• TASK DIRECTIONS:
Include in the output the line containing "Decode this image" and each subsequent line of the records, through the end, transcribed exactly. Add nothing else.

** start of DATA SECTION **

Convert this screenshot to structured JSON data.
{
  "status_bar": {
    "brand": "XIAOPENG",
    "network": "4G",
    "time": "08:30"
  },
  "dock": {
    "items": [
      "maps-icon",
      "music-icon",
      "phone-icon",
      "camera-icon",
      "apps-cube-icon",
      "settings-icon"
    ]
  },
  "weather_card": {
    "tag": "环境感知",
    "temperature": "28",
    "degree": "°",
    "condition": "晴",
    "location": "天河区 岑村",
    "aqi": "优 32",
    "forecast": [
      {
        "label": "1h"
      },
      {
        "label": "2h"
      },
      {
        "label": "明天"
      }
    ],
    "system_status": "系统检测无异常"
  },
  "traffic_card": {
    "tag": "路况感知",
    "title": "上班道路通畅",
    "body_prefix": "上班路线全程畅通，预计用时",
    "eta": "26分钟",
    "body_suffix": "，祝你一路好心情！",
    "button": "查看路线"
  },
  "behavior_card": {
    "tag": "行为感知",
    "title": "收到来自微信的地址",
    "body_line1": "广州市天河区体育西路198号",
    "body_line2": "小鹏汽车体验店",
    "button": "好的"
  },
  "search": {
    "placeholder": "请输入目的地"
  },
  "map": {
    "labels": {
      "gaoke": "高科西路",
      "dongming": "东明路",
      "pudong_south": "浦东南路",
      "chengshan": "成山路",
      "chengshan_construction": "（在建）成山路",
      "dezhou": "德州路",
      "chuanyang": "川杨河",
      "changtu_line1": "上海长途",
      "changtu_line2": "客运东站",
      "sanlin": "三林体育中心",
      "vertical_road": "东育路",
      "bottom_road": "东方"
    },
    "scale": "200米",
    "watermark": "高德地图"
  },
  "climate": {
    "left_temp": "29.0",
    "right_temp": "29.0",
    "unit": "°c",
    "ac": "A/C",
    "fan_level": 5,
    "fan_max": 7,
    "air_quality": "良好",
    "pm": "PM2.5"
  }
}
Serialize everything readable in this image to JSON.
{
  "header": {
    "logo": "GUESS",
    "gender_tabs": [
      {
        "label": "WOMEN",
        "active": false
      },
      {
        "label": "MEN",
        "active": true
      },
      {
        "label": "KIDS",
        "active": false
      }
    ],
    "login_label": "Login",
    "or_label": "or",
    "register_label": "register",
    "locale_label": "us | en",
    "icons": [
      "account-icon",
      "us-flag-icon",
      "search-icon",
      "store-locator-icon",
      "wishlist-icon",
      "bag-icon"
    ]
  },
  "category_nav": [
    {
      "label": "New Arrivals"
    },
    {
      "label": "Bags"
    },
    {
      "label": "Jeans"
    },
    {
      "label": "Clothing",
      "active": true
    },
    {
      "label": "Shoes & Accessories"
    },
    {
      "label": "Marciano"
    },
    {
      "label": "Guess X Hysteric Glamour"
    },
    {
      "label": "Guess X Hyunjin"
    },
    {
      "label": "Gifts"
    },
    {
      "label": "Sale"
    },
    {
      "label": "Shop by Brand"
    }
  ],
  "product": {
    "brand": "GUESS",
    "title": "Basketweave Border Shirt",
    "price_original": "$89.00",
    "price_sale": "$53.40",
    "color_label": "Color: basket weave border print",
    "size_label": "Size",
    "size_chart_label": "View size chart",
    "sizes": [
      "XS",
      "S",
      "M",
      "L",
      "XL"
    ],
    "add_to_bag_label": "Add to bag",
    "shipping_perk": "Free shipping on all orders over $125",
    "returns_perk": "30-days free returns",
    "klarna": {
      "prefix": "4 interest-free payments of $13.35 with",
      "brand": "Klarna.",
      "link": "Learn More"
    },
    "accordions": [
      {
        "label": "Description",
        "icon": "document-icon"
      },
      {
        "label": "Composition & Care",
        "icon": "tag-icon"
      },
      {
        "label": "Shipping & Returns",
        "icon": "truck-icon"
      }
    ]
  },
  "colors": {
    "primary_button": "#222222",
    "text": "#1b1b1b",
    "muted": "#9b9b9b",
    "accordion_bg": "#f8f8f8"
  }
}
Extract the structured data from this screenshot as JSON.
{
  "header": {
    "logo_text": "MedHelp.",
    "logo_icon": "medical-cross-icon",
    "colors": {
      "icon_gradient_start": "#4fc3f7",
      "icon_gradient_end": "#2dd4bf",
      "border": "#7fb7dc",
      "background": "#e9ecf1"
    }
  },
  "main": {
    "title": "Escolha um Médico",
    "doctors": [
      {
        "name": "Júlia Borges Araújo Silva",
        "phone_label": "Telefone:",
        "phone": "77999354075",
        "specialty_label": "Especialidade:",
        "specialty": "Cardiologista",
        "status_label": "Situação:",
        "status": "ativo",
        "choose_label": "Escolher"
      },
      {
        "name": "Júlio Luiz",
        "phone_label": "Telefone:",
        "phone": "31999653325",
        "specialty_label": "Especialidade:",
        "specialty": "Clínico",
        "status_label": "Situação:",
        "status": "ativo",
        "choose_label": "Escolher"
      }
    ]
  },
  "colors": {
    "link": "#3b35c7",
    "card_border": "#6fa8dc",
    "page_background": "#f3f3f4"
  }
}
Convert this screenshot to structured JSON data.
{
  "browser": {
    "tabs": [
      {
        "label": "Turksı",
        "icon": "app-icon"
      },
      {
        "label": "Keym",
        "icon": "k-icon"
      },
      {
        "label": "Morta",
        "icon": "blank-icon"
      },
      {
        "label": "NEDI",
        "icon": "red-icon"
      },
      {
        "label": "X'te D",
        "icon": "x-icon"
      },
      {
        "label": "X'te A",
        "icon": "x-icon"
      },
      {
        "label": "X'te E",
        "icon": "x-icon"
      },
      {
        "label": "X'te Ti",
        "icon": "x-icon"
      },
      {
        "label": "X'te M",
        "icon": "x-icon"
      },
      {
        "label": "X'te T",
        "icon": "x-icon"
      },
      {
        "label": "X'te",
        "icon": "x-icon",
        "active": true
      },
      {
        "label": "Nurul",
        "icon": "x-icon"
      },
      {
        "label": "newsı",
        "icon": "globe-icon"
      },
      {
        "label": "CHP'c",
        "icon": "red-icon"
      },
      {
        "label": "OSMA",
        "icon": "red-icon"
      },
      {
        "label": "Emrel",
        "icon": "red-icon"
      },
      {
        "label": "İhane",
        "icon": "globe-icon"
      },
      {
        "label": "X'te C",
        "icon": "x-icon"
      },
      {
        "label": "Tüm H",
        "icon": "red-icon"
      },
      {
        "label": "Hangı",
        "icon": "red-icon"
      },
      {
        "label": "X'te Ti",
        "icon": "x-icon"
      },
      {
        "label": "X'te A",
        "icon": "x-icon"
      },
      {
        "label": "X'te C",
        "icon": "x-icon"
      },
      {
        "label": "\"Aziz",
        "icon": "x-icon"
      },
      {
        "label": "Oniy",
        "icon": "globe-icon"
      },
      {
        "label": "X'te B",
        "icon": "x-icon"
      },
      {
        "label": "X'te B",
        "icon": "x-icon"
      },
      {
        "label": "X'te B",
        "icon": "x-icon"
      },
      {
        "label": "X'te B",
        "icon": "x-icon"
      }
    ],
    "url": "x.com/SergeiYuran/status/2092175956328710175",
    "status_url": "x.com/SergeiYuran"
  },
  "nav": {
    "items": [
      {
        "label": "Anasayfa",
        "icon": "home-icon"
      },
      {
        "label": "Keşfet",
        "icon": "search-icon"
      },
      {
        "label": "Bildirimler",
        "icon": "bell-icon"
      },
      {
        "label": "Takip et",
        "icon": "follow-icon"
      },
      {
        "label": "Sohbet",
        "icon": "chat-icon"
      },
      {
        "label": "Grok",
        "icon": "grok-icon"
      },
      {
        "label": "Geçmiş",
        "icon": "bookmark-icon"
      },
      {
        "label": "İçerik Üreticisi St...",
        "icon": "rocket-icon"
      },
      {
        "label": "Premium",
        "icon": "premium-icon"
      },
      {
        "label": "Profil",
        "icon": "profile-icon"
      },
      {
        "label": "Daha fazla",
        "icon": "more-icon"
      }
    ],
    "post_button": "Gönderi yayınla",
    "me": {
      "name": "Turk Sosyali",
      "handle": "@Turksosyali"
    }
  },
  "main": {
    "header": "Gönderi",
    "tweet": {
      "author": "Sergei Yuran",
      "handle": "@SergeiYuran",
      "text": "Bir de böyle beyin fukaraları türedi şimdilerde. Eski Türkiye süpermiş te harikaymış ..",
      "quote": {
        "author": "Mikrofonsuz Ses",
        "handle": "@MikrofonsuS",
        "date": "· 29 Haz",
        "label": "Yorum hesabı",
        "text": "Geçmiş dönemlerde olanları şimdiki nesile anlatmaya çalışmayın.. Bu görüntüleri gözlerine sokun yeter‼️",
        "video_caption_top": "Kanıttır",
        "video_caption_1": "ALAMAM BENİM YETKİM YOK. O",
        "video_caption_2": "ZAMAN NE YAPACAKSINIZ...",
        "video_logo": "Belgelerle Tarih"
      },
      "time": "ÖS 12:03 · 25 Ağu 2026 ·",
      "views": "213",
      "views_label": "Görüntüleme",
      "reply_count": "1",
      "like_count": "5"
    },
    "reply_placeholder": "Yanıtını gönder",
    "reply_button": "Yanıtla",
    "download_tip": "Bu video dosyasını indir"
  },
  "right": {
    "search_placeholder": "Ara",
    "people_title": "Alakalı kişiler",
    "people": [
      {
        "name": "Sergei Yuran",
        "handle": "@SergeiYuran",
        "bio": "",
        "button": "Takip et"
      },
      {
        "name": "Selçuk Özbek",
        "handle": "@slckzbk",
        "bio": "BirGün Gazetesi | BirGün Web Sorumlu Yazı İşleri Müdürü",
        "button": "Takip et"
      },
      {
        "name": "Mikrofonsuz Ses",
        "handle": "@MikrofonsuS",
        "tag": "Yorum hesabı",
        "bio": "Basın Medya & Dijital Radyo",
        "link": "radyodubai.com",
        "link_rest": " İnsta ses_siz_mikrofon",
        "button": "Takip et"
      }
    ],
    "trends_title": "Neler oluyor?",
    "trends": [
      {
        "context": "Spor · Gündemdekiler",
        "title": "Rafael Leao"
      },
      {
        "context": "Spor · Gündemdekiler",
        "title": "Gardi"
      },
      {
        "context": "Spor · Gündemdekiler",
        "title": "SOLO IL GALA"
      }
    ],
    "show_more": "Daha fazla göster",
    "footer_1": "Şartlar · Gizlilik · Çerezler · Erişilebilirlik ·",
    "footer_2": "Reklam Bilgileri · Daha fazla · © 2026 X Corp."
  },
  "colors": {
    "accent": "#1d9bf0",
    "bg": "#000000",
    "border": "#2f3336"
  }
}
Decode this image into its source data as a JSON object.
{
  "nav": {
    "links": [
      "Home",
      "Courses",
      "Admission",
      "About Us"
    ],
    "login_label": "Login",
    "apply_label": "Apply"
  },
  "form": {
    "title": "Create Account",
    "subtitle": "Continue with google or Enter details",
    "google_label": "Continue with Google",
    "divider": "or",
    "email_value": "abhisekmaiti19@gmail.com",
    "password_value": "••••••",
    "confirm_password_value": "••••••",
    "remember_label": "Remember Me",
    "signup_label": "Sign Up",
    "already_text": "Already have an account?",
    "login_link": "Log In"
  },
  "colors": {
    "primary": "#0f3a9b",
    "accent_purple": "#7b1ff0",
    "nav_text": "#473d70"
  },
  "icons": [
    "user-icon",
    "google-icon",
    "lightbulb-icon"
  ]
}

** end of DATA SECTION **

• WRITTEN REPLY:
Decode this image into its source data as a JSON object.
{
  "nav": {
    "links": [
      "Home",
      "Courses",
      "Admission",
      "About Us"
    ],
    "login_label": "Login",
    "apply_label": "Apply"
  },
  "form": {
    "title": "Create Account",
    "subtitle": "Continue with google or Enter details",
    "google_label": "Continue with Google",
    "divider": "or",
    "email_value": "abhisekmaiti19@gmail.com",
    "password_value": "••••••",
    "confirm_password_value": "••••••",
    "remember_label": "Remember Me",
    "signup_label": "Sign Up",
    "already_text": "Already have an account?",
    "login_link": "Log In"
  },
  "colors": {
    "primary": "#0f3a9b",
    "accent_purple": "#7b1ff0",
    "nav_text": "#473d70"
  },
  "icons": [
    "user-icon",
    "google-icon",
    "lightbulb-icon"
  ]
}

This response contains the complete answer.